• Input material:
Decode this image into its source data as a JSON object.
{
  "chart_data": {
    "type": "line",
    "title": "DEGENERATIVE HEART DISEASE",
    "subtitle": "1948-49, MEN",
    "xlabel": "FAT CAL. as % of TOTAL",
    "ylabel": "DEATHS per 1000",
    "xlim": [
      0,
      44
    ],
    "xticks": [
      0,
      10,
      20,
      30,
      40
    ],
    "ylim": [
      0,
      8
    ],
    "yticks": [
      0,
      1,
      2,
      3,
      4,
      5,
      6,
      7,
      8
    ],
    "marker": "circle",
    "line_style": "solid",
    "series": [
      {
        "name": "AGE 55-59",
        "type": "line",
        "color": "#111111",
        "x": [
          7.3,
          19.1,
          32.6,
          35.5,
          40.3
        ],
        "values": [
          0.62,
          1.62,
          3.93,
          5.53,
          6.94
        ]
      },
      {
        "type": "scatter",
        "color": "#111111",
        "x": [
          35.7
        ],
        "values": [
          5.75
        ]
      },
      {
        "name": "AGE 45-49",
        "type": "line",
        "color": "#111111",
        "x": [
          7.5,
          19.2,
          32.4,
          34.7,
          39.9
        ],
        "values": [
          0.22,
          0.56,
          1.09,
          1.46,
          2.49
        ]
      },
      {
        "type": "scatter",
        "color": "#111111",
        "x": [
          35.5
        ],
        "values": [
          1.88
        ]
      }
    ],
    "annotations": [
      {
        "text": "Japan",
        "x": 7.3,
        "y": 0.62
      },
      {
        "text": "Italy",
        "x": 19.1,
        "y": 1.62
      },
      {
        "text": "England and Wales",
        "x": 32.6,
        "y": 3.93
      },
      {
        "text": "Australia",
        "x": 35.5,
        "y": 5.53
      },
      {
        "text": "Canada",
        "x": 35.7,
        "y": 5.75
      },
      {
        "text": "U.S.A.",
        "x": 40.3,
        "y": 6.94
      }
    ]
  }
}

• What this task involves:
Quote each line of the listing above exactly.

• Correct answer:
Decode this image into its source data as a JSON object.
{
  "chart_data": {
    "type": "line",
    "title": "DEGENERATIVE HEART DISEASE",
    "subtitle": "1948-49, MEN",
    "xlabel": "FAT CAL. as % of TOTAL",
    "ylabel": "DEATHS per 1000",
    "xlim": [
      0,
      44
    ],
    "xticks": [
      0,
      10,
      20,
      30,
      40
    ],
    "ylim": [
      0,
      8
    ],
    "yticks": [
      0,
      1,
      2,
      3,
      4,
      5,
      6,
      7,
      8
    ],
    "marker": "circle",
    "line_style": "solid",
    "series": [
      {
        "name": "AGE 55-59",
        "type": "line",
        "color": "#111111",
        "x": [
          7.3,
          19.1,
          32.6,
          35.5,
          40.3
        ],
        "values": [
          0.62,
          1.62,
          3.93,
          5.53,
          6.94
        ]
      },
      {
        "type": "scatter",
        "color": "#111111",
        "x": [
          35.7
        ],
        "values": [
          5.75
        ]
      },
      {
        "name": "AGE 45-49",
        "type": "line",
        "color": "#111111",
        "x": [
          7.5,
          19.2,
          32.4,
          34.7,
          39.9
        ],
        "values": [
          0.22,
          0.56,
          1.09,
          1.46,
          2.49
        ]
      },
      {
        "type": "scatter",
        "color": "#111111",
        "x": [
          35.5
        ],
        "values": [
          1.88
        ]
      }
    ],
    "annotations": [
      {
        "text": "Japan",
        "x": 7.3,
        "y": 0.62
      },
      {
        "text": "Italy",
        "x": 19.1,
        "y": 1.62
      },
      {
        "text": "England and Wales",
        "x": 32.6,
        "y": 3.93
      },
      {
        "text": "Australia",
        "x": 35.5,
        "y": 5.53
      },
      {
        "text": "Canada",
        "x": 35.7,
        "y": 5.75
      },
      {
        "text": "U.S.A.",
        "x": 40.3,
        "y": 6.94
      }
    ]
  }
}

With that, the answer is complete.